### [What is needed]
All of the material below is to be repeated exactly.

### [Record extracts]
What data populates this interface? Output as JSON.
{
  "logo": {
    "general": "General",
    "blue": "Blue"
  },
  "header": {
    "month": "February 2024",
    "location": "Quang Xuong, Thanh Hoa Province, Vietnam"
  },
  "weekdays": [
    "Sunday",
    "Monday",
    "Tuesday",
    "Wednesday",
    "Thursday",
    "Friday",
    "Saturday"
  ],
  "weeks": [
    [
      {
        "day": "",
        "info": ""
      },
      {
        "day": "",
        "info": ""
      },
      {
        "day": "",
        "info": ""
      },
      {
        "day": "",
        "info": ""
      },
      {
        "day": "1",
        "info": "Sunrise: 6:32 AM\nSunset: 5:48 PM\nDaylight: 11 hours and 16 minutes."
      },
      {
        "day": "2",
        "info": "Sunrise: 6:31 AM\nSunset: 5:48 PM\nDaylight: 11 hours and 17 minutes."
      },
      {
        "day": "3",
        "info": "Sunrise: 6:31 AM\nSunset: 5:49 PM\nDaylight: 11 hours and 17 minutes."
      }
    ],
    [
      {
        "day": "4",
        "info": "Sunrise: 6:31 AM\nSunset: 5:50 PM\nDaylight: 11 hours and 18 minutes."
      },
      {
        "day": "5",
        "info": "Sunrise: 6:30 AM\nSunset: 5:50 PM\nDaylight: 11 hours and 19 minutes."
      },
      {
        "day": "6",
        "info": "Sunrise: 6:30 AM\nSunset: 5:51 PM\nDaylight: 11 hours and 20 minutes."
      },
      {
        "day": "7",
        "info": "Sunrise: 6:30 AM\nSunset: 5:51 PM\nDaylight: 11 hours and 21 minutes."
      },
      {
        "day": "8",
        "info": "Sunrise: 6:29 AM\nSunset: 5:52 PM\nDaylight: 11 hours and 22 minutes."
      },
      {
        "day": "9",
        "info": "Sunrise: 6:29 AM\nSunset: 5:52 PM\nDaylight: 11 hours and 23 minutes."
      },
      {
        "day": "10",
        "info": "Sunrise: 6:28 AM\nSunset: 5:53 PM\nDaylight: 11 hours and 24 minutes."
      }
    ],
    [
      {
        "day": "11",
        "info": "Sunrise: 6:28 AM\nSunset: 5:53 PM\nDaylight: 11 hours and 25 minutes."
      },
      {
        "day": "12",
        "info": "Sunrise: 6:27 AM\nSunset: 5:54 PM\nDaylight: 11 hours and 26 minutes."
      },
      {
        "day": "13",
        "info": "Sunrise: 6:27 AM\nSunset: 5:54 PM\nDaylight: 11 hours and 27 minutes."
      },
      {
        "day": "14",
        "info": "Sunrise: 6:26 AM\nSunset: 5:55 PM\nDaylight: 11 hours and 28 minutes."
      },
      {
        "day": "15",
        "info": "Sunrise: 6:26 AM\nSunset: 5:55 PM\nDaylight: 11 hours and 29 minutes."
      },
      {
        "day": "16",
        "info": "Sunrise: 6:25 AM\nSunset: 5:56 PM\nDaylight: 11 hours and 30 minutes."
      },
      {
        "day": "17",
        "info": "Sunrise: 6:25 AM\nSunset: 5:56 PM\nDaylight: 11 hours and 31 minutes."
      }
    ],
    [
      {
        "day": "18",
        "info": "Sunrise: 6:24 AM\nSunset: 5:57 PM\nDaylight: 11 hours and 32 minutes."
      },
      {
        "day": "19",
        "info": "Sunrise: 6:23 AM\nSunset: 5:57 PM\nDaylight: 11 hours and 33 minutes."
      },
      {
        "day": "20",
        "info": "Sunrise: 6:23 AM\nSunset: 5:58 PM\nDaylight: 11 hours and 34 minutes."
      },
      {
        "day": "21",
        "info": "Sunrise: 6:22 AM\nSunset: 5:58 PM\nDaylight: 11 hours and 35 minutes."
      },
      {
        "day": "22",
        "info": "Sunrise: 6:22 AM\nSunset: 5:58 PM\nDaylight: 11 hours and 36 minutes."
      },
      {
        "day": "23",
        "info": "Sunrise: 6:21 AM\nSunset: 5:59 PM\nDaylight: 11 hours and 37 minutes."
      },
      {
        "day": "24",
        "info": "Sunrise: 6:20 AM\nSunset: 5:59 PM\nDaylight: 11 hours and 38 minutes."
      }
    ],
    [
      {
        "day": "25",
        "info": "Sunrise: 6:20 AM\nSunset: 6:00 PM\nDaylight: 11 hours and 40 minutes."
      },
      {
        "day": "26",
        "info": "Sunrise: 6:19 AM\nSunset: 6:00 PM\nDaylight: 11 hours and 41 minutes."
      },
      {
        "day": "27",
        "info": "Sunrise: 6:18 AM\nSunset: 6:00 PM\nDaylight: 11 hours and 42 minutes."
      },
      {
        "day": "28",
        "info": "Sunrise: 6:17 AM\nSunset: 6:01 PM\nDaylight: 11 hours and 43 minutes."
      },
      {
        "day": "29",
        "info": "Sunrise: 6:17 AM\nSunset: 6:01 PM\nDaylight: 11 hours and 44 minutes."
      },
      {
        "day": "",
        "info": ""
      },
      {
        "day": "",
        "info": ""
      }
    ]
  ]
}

### [Result below]
What data populates this interface? Output as JSON.
{
  "logo": {
    "general": "General",
    "blue": "Blue"
  },
  "header": {
    "month": "February 2024",
    "location": "Quang Xuong, Thanh Hoa Province, Vietnam"
  },
  "weekdays": [
    "Sunday",
    "Monday",
    "Tuesday",
    "Wednesday",
    "Thursday",
    "Friday",
    "Saturday"
  ],
  "weeks": [
    [
      {
        "day": "",
        "info": ""
      },
      {
        "day": "",
        "info": ""
      },
      {
        "day": "",
        "info": ""
      },
      {
        "day": "",
        "info": ""
      },
      {
        "day": "1",
        "info": "Sunrise: 6:32 AM\nSunset: 5:48 PM\nDaylight: 11 hours and 16 minutes."
      },
      {
        "day": "2",
        "info": "Sunrise: 6:31 AM\nSunset: 5:48 PM\nDaylight: 11 hours and 17 minutes."
      },
      {
        "day": "3",
        "info": "Sunrise: 6:31 AM\nSunset: 5:49 PM\nDaylight: 11 hours and 17 minutes."
      }
    ],
    [
      {
        "day": "4",
        "info": "Sunrise: 6:31 AM\nSunset: 5:50 PM\nDaylight: 11 hours and 18 minutes."
      },
      {
        "day": "5",
        "info": "Sunrise: 6:30 AM\nSunset: 5:50 PM\nDaylight: 11 hours and 19 minutes."
      },
      {
        "day": "6",
        "info": "Sunrise: 6:30 AM\nSunset: 5:51 PM\nDaylight: 11 hours and 20 minutes."
      },
      {
        "day": "7",
        "info": "Sunrise: 6:30 AM\nSunset: 5:51 PM\nDaylight: 11 hours and 21 minutes."
      },
      {
        "day": "8",
        "info": "Sunrise: 6:29 AM\nSunset: 5:52 PM\nDaylight: 11 hours and 22 minutes."
      },
      {
        "day": "9",
        "info": "Sunrise: 6:29 AM\nSunset: 5:52 PM\nDaylight: 11 hours and 23 minutes."
      },
      {
        "day": "10",
        "info": "Sunrise: 6:28 AM\nSunset: 5:53 PM\nDaylight: 11 hours and 24 minutes."
      }
    ],
    [
      {
        "day": "11",
        "info": "Sunrise: 6:28 AM\nSunset: 5:53 PM\nDaylight: 11 hours and 25 minutes."
      },
      {
        "day": "12",
        "info": "Sunrise: 6:27 AM\nSunset: 5:54 PM\nDaylight: 11 hours and 26 minutes."
      },
      {
        "day": "13",
        "info": "Sunrise: 6:27 AM\nSunset: 5:54 PM\nDaylight: 11 hours and 27 minutes."
      },
      {
        "day": "14",
        "info": "Sunrise: 6:26 AM\nSunset: 5:55 PM\nDaylight: 11 hours and 28 minutes."
      },
      {
        "day": "15",
        "info": "Sunrise: 6:26 AM\nSunset: 5:55 PM\nDaylight: 11 hours and 29 minutes."
      },
      {
        "day": "16",
        "info": "Sunrise: 6:25 AM\nSunset: 5:56 PM\nDaylight: 11 hours and 30 minutes."
      },
      {
        "day": "17",
        "info": "Sunrise: 6:25 AM\nSunset: 5:56 PM\nDaylight: 11 hours and 31 minutes."
      }
    ],
    [
      {
        "day": "18",
        "info": "Sunrise: 6:24 AM\nSunset: 5:57 PM\nDaylight: 11 hours and 32 minutes."
      },
      {
        "day": "19",
        "info": "Sunrise: 6:23 AM\nSunset: 5:57 PM\nDaylight: 11 hours and 33 minutes."
      },
      {
        "day": "20",
        "info": "Sunrise: 6:23 AM\nSunset: 5:58 PM\nDaylight: 11 hours and 34 minutes."
      },
      {
        "day": "21",
        "info": "Sunrise: 6:22 AM\nSunset: 5:58 PM\nDaylight: 11 hours and 35 minutes."
      },
      {
        "day": "22",
        "info": "Sunrise: 6:22 AM\nSunset: 5:58 PM\nDaylight: 11 hours and 36 minutes."
      },
      {
        "day": "23",
        "info": "Sunrise: 6:21 AM\nSunset: 5:59 PM\nDaylight: 11 hours and 37 minutes."
      },
      {
        "day": "24",
        "info": "Sunrise: 6:20 AM\nSunset: 5:59 PM\nDaylight: 11 hours and 38 minutes."
      }
    ],
    [
      {
        "day": "25",
        "info": "Sunrise: 6:20 AM\nSunset: 6:00 PM\nDaylight: 11 hours and 40 minutes."
      },
      {
        "day": "26",
        "info": "Sunrise: 6:19 AM\nSunset: 6:00 PM\nDaylight: 11 hours and 41 minutes."
      },
      {
        "day": "27",
        "info": "Sunrise: 6:18 AM\nSunset: 6:00 PM\nDaylight: 11 hours and 42 minutes."
      },
      {
        "day": "28",
        "info": "Sunrise: 6:17 AM\nSunset: 6:01 PM\nDaylight: 11 hours and 43 minutes."
      },
      {
        "day": "29",
        "info": "Sunrise: 6:17 AM\nSunset: 6:01 PM\nDaylight: 11 hours and 44 minutes."
      },
      {
        "day": "",
        "info": ""
      },
      {
        "day": "",
        "info": ""
      }
    ]
  ]
}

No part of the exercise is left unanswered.